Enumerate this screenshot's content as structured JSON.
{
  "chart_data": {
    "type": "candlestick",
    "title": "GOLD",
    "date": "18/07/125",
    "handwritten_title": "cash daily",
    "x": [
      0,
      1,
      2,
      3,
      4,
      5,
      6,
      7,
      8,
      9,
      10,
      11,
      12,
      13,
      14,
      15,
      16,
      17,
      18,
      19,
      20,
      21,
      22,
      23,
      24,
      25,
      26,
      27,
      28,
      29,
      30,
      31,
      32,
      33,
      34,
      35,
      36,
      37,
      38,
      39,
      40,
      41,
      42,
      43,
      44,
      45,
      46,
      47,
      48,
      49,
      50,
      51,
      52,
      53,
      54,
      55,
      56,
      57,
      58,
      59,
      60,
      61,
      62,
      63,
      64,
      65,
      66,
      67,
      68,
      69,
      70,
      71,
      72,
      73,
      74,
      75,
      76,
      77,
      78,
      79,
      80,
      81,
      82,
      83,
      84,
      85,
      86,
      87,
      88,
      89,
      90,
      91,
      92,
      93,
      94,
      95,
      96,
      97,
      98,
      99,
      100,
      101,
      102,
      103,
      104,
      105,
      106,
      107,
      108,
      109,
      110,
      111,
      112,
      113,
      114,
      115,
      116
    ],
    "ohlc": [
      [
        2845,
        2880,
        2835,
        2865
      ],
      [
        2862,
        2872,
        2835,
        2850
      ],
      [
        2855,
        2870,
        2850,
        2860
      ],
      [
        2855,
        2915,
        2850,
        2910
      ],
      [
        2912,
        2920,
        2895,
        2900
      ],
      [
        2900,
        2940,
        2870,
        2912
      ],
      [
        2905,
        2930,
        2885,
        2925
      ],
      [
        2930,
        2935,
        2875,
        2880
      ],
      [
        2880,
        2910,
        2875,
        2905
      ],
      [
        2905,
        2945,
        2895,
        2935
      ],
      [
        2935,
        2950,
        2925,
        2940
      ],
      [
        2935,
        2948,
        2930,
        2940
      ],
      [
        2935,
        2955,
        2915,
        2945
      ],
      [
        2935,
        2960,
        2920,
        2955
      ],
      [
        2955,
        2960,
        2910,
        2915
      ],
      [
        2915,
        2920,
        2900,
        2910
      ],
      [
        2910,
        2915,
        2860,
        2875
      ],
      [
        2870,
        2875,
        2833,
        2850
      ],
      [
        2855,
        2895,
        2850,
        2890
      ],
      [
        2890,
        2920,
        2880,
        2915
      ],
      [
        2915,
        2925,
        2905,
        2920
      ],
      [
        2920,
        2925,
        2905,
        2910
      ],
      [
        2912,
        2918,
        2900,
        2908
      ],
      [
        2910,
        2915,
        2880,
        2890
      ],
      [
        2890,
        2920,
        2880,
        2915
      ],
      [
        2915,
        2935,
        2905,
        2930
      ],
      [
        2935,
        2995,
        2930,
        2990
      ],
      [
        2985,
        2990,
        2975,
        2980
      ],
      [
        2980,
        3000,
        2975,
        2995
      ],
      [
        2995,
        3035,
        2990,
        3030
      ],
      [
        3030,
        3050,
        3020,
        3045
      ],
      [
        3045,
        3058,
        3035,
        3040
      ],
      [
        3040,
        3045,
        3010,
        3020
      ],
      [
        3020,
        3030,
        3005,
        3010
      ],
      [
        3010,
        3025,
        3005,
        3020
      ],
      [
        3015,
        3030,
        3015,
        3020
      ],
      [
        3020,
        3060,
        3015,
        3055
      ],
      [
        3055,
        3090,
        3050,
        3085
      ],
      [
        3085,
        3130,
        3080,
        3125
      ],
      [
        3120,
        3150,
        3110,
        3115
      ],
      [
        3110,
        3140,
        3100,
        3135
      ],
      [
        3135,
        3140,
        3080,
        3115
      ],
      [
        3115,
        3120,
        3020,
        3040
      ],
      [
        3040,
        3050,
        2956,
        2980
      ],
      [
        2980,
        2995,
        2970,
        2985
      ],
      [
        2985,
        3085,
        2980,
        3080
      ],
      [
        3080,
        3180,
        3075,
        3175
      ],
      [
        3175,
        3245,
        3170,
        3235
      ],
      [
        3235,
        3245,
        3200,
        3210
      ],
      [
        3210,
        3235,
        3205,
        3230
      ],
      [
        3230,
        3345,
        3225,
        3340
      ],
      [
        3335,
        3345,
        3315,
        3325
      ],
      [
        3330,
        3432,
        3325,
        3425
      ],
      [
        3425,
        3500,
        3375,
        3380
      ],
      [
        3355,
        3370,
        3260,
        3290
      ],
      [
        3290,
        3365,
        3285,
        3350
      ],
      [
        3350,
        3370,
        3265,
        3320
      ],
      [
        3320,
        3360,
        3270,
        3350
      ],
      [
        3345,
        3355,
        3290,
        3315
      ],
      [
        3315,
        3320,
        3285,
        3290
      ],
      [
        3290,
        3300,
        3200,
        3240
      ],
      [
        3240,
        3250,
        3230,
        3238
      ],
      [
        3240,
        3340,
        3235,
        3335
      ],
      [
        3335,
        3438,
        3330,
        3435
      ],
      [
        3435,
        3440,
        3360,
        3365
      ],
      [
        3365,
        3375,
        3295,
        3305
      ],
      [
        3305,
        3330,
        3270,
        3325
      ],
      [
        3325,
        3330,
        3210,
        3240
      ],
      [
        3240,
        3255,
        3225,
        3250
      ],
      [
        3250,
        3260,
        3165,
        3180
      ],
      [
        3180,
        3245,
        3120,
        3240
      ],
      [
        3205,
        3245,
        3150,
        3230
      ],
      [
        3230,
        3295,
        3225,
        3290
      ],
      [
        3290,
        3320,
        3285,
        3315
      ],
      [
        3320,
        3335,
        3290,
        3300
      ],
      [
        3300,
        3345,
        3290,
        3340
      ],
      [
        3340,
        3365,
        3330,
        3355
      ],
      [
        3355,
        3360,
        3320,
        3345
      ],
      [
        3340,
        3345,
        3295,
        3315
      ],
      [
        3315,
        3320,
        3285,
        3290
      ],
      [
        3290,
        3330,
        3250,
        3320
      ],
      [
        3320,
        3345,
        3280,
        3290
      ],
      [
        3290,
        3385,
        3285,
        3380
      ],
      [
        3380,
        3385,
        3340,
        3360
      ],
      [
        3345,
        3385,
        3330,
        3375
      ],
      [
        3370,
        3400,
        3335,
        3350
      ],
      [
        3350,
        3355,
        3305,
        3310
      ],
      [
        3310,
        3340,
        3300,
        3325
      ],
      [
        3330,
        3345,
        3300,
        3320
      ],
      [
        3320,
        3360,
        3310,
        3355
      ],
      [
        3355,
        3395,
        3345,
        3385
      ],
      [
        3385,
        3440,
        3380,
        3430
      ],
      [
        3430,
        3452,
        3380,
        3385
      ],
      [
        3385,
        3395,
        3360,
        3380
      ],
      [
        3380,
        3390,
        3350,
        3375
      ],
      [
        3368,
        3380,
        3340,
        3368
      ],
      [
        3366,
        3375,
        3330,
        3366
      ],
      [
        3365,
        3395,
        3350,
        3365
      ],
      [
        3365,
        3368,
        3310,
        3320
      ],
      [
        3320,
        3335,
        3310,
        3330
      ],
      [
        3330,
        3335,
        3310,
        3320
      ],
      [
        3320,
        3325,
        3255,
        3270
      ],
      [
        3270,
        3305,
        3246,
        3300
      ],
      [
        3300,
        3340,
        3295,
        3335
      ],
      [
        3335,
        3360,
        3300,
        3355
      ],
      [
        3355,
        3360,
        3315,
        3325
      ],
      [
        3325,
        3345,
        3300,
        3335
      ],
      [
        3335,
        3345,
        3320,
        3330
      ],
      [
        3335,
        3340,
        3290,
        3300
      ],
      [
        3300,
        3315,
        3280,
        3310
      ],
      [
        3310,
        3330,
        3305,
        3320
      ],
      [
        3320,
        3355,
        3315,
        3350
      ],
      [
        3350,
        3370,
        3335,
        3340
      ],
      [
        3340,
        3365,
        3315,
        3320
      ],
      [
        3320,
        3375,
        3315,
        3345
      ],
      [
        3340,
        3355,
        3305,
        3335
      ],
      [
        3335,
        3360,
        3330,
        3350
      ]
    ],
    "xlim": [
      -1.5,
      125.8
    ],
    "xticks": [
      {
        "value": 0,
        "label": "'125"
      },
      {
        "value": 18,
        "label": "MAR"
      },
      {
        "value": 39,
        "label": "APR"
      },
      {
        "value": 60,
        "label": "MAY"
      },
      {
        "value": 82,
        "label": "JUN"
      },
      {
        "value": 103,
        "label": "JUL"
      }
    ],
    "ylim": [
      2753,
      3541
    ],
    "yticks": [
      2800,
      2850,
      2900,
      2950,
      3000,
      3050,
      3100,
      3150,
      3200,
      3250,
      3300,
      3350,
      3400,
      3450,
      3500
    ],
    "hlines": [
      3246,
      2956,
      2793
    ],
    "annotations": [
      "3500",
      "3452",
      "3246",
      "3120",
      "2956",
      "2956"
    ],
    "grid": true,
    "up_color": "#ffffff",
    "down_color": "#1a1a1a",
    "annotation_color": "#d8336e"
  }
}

------------------------------------------------------------------------

[Work to do]:
Copy each line in the data that holds the word "value".

[Exercise response]:
        "value": 0,
        "value": 18,
        "value": 39,
        "value": 60,
        "value": 82,
        "value": 103,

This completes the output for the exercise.